— START MATERIAL SHOWN —

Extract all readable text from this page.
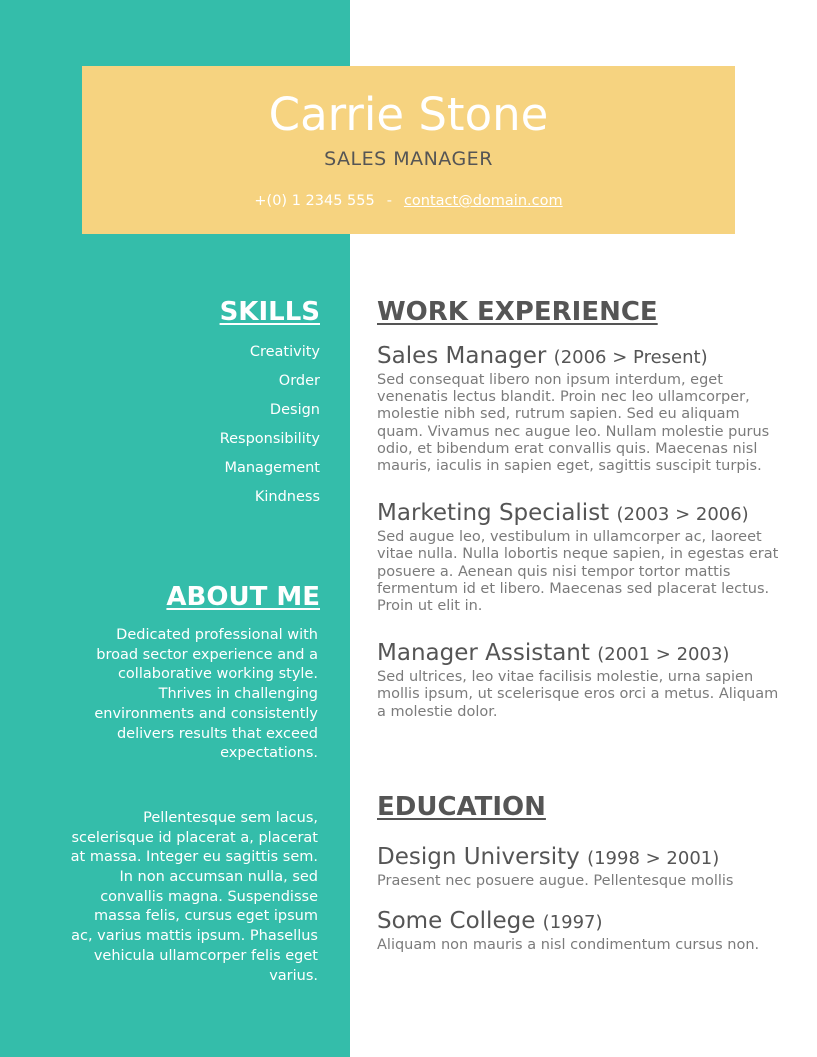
Carrie Stone
SALES MANAGER
+(0) 1 2345 555 - contact@domain.com
SKILLS
Creativity
Order
Design
Responsibility
Management
Kindness
ABOUT ME

Dedicated professional with broad sector experience and a collaborative working style. Thrives in challenging environments and consistently delivers results that exceed expectations.

Pellentesque sem lacus, scelerisque id placerat a, placerat at massa. Integer eu sagittis sem. In non accumsan nulla, sed convallis magna. Suspendisse massa felis, cursus eget ipsum ac, varius mattis ipsum. Phasellus vehicula ullamcorper felis eget varius.

WORK EXPERIENCE

Sales Manager (2006 > Present)

Sed consequat libero non ipsum interdum, eget venenatis lectus blandit. Proin nec leo ullamcorper, molestie nibh sed, rutrum sapien. Sed eu aliquam quam. Vivamus nec augue leo. Nullam molestie purus odio, et bibendum erat convallis quis. Maecenas nisl mauris, iaculis in sapien eget, sagittis suscipit turpis.

Marketing Specialist (2003 > 2006)

Sed augue leo, vestibulum in ullamcorper ac, laoreet vitae nulla. Nulla lobortis neque sapien, in egestas erat posuere a. Aenean quis nisi tempor tortor mattis fermentum id et libero. Maecenas sed placerat lectus. Proin ut elit in.

Manager Assistant (2001 > 2003)

Sed ultrices, leo vitae facilisis molestie, urna sapien mollis ipsum, ut scelerisque eros orci a metus. Aliquam a molestie dolor.

EDUCATION

Design University (1998 > 2001)

Praesent nec posuere augue. Pellentesque mollis

Some College (1997)

Aliquam non mauris a nisl condimentum cursus non.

— END MATERIAL SHOWN —

Copy every line of the records above that contains "Pellentesque".

Pellentesque sem lacus, scelerisque id placerat a, placerat at massa. Integer eu sagittis sem. In non accumsan nulla, sed convallis magna. Suspendisse massa felis, cursus eget ipsum ac, varius mattis ipsum. Phasellus vehicula ullamcorper felis eget varius.
Praesent nec posuere augue. Pellentesque mollis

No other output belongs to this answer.